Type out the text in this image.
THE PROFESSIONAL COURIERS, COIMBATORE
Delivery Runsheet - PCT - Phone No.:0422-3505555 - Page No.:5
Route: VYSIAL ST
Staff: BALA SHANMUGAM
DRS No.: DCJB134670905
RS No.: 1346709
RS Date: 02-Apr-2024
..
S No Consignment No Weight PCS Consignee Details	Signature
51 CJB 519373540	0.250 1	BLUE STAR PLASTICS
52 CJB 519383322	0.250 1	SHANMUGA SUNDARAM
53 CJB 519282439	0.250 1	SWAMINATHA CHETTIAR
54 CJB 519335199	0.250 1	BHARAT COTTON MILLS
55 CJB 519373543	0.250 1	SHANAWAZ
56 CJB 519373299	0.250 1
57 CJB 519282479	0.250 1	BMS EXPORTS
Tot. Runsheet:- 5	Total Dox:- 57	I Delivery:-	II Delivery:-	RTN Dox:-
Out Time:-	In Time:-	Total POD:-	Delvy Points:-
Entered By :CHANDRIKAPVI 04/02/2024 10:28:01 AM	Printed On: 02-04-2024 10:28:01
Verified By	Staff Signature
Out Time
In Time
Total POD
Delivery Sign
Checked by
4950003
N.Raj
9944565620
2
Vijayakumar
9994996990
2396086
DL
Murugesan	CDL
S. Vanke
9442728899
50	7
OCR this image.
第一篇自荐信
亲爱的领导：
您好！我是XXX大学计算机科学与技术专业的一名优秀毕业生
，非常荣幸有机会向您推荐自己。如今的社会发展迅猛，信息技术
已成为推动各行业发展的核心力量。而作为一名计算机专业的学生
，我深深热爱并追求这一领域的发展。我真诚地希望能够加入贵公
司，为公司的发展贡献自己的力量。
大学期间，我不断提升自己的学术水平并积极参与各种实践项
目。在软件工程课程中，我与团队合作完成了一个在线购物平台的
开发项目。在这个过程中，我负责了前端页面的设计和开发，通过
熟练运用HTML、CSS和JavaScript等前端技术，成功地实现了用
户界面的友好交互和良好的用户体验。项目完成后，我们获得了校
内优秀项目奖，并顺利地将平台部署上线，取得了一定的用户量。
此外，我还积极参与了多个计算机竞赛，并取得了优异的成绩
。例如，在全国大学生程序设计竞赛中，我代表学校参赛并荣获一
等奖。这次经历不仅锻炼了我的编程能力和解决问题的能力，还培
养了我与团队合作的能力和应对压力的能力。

◆ Task statement: Reproduce all of the data exactly as given.

◆ Final answer:
Type out the text in this image.
THE PROFESSIONAL COURIERS, COIMBATORE
Delivery Runsheet - PCT - Phone No.:0422-3505555 - Page No.:5
Route: VYSIAL ST
Staff: BALA SHANMUGAM
DRS No.: DCJB134670905
RS No.: 1346709
RS Date: 02-Apr-2024
..
S No Consignment No Weight PCS Consignee Details	Signature
51 CJB 519373540	0.250 1	BLUE STAR PLASTICS
52 CJB 519383322	0.250 1	SHANMUGA SUNDARAM
53 CJB 519282439	0.250 1	SWAMINATHA CHETTIAR
54 CJB 519335199	0.250 1	BHARAT COTTON MILLS
55 CJB 519373543	0.250 1	SHANAWAZ
56 CJB 519373299	0.250 1
57 CJB 519282479	0.250 1	BMS EXPORTS
Tot. Runsheet:- 5	Total Dox:- 57	I Delivery:-	II Delivery:-	RTN Dox:-
Out Time:-	In Time:-	Total POD:-	Delvy Points:-
Entered By :CHANDRIKAPVI 04/02/2024 10:28:01 AM	Printed On: 02-04-2024 10:28:01
Verified By	Staff Signature
Out Time
In Time
Total POD
Delivery Sign
Checked by
4950003
N.Raj
9944565620
2
Vijayakumar
9994996990
2396086
DL
Murugesan	CDL
S. Vanke
9442728899
50	7
OCR this image.
第一篇自荐信
亲爱的领导：
您好！我是XXX大学计算机科学与技术专业的一名优秀毕业生
，非常荣幸有机会向您推荐自己。如今的社会发展迅猛，信息技术
已成为推动各行业发展的核心力量。而作为一名计算机专业的学生
，我深深热爱并追求这一领域的发展。我真诚地希望能够加入贵公
司，为公司的发展贡献自己的力量。
大学期间，我不断提升自己的学术水平并积极参与各种实践项
目。在软件工程课程中，我与团队合作完成了一个在线购物平台的
开发项目。在这个过程中，我负责了前端页面的设计和开发，通过
熟练运用HTML、CSS和JavaScript等前端技术，成功地实现了用
户界面的友好交互和良好的用户体验。项目完成后，我们获得了校
内优秀项目奖，并顺利地将平台部署上线，取得了一定的用户量。
此外，我还积极参与了多个计算机竞赛，并取得了优异的成绩
。例如，在全国大学生程序设计竞赛中，我代表学校参赛并荣获一
等奖。这次经历不仅锻炼了我的编程能力和解决问题的能力，还培
养了我与团队合作的能力和应对压力的能力。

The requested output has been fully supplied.